• Element box annotations:
------

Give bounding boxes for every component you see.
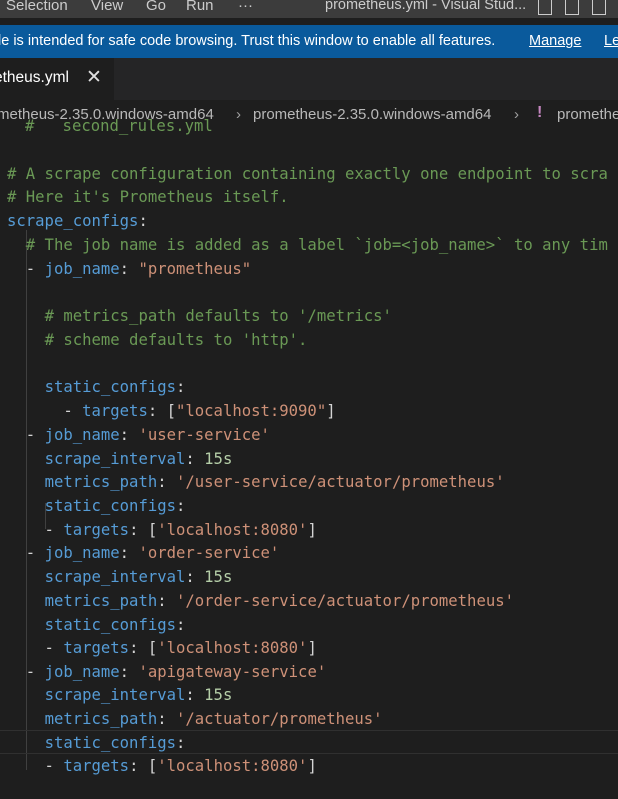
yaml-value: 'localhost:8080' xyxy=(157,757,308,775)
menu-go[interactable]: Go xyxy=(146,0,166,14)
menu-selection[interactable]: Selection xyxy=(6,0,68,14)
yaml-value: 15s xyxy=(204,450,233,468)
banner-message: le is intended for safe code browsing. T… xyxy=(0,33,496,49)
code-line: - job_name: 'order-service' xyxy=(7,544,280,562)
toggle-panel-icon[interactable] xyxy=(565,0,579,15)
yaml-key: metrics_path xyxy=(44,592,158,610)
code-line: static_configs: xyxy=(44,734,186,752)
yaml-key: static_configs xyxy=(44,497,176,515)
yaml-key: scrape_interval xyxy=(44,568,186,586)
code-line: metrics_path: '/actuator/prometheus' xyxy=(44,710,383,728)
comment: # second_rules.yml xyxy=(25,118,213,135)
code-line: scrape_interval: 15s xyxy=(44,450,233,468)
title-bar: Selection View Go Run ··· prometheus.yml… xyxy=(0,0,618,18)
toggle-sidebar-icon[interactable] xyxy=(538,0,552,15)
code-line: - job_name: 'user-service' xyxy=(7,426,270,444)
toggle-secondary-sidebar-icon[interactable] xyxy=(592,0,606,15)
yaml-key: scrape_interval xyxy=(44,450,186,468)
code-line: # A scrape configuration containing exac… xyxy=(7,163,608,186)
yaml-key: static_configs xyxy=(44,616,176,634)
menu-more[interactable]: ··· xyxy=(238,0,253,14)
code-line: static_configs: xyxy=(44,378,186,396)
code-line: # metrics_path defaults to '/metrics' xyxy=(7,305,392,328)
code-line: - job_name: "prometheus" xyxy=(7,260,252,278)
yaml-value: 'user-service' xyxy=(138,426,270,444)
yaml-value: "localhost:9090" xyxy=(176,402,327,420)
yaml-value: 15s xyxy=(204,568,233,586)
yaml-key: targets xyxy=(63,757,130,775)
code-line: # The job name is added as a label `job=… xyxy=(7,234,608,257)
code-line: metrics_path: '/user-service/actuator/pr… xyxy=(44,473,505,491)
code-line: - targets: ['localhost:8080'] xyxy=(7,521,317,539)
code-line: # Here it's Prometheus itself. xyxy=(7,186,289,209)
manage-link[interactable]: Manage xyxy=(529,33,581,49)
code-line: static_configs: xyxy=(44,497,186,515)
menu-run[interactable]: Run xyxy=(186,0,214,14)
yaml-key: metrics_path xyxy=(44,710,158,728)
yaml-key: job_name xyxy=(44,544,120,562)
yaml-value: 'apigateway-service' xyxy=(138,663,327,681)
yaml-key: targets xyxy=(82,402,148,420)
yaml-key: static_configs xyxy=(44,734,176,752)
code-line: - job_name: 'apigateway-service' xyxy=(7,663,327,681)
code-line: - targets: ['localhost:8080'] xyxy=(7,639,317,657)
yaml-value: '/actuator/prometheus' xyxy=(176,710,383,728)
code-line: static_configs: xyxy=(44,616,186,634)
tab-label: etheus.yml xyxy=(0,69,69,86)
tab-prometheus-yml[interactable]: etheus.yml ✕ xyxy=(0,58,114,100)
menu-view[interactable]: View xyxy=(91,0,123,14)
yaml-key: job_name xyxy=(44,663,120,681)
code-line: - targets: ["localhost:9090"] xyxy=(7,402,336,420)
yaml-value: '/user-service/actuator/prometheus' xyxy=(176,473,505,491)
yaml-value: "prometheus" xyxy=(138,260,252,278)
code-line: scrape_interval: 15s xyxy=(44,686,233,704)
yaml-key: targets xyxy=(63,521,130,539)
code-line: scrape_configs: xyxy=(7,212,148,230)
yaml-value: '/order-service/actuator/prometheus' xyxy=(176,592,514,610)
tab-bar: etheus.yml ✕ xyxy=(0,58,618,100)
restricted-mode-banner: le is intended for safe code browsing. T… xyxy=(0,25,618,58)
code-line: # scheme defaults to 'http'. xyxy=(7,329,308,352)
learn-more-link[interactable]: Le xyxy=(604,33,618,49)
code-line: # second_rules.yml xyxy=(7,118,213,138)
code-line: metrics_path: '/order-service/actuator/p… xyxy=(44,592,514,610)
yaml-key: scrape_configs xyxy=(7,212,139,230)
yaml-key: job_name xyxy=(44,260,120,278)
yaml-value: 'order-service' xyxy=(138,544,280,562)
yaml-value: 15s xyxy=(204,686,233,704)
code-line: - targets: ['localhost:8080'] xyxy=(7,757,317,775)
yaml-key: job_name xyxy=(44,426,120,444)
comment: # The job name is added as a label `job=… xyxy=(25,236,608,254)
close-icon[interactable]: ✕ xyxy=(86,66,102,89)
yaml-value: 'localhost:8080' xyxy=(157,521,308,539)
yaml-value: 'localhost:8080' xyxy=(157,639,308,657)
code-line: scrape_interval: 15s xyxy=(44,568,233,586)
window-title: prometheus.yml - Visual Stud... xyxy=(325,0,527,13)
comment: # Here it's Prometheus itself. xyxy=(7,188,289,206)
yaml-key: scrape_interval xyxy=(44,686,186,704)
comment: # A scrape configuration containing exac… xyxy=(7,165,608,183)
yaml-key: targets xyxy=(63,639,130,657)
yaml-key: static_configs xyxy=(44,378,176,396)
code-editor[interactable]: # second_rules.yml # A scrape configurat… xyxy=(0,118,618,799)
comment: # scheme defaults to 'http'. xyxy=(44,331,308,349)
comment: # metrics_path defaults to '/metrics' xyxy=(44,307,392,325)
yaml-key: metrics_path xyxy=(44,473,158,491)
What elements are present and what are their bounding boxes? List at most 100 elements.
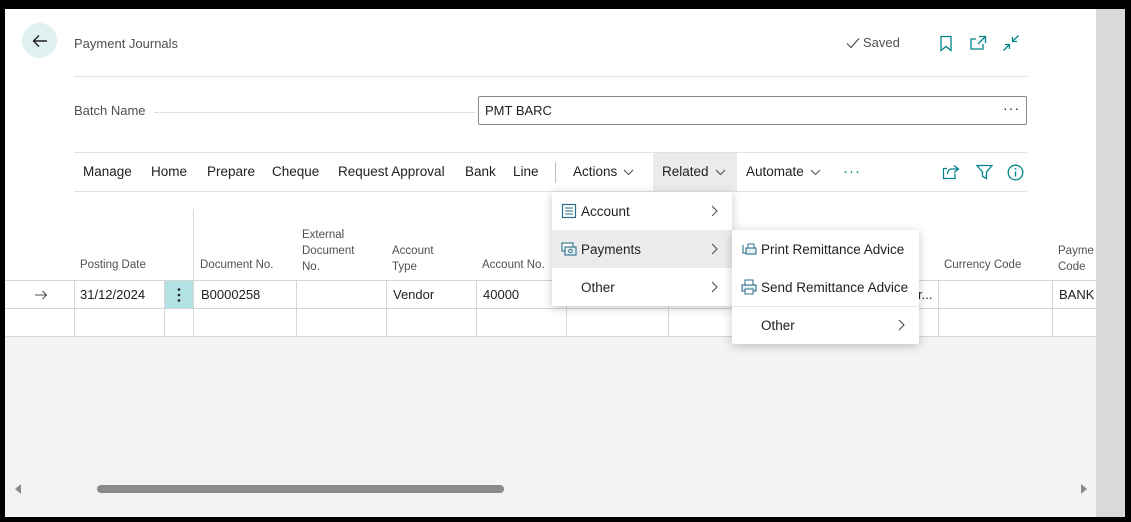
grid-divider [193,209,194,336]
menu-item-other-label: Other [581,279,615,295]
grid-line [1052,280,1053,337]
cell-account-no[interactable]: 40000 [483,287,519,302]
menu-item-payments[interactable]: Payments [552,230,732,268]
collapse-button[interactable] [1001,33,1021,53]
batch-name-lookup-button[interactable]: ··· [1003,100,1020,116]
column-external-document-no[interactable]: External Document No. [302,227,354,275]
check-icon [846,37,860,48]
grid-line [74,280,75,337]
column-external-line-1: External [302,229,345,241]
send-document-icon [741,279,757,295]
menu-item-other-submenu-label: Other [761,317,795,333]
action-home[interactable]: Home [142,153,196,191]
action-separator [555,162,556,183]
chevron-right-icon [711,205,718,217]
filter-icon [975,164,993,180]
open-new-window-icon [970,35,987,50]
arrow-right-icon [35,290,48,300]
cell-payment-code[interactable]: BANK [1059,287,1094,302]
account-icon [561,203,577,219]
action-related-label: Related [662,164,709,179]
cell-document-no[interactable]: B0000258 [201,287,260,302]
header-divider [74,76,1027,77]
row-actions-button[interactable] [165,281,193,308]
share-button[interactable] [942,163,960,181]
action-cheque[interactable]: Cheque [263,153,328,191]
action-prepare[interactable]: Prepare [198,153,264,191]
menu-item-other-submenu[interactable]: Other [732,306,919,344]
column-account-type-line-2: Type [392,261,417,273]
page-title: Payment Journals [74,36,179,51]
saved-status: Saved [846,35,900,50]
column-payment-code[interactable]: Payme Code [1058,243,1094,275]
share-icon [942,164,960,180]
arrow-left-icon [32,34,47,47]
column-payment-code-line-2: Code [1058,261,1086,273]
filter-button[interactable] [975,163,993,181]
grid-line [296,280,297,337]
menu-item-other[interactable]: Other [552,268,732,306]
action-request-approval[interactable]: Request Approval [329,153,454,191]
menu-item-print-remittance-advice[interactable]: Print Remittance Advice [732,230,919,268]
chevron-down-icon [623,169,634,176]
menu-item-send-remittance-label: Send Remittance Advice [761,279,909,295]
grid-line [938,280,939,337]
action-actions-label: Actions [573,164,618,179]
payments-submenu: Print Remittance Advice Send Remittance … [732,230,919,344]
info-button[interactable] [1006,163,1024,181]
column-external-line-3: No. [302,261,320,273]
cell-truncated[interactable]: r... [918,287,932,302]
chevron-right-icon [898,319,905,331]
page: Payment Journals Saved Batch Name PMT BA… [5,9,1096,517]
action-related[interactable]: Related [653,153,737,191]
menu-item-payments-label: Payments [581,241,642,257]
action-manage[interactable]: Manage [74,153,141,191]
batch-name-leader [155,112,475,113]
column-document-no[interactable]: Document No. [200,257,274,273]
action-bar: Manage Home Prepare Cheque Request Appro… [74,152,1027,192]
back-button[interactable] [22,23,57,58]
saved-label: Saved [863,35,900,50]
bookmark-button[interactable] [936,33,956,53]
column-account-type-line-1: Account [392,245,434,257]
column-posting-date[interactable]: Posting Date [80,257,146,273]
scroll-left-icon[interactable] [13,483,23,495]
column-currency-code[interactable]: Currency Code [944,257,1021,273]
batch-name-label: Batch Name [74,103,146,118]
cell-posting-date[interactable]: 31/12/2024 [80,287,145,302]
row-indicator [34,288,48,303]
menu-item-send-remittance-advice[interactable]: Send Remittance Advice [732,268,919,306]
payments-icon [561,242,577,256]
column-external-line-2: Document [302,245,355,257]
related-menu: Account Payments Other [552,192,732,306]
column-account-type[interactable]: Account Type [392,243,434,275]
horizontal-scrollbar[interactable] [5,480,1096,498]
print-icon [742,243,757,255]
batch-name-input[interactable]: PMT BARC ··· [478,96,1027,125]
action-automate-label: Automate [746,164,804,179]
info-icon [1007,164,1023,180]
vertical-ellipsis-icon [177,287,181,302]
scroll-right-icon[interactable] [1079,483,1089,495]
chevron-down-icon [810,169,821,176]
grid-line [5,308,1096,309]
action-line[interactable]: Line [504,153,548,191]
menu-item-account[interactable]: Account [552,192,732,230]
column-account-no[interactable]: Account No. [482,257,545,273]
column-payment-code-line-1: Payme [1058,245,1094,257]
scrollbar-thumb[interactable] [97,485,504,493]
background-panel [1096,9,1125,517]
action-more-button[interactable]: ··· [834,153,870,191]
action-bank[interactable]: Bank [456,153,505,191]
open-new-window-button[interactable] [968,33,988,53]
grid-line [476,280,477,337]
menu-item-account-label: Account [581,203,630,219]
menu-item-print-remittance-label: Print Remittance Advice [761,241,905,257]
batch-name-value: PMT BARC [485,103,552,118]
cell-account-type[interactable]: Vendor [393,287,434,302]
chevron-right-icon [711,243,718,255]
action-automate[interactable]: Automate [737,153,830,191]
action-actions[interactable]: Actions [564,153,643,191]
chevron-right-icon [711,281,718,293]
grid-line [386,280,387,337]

------

• Set problem:
Starting at the line that has "grid-divider [193,209,194,336]" and stopping after the line that has "column-external-document-no[interactable]: External Document", rewrite those lines with "grid-line" changed to "grid-separator" and everything else kept the same.

• The reply:
grid-divider [193,209,194,336]
menu-item-other-label: Other [581,279,615,295]
grid-separator [1052,280,1053,337]
cell-account-no[interactable]: 40000 [483,287,519,302]
menu-item-payments[interactable]: Payments [552,230,732,268]
collapse-button[interactable] [1001,33,1021,53]
batch-name-lookup-button[interactable]: ··· [1003,100,1020,116]
column-external-document-no[interactable]: External Document No. [302,227,354,275]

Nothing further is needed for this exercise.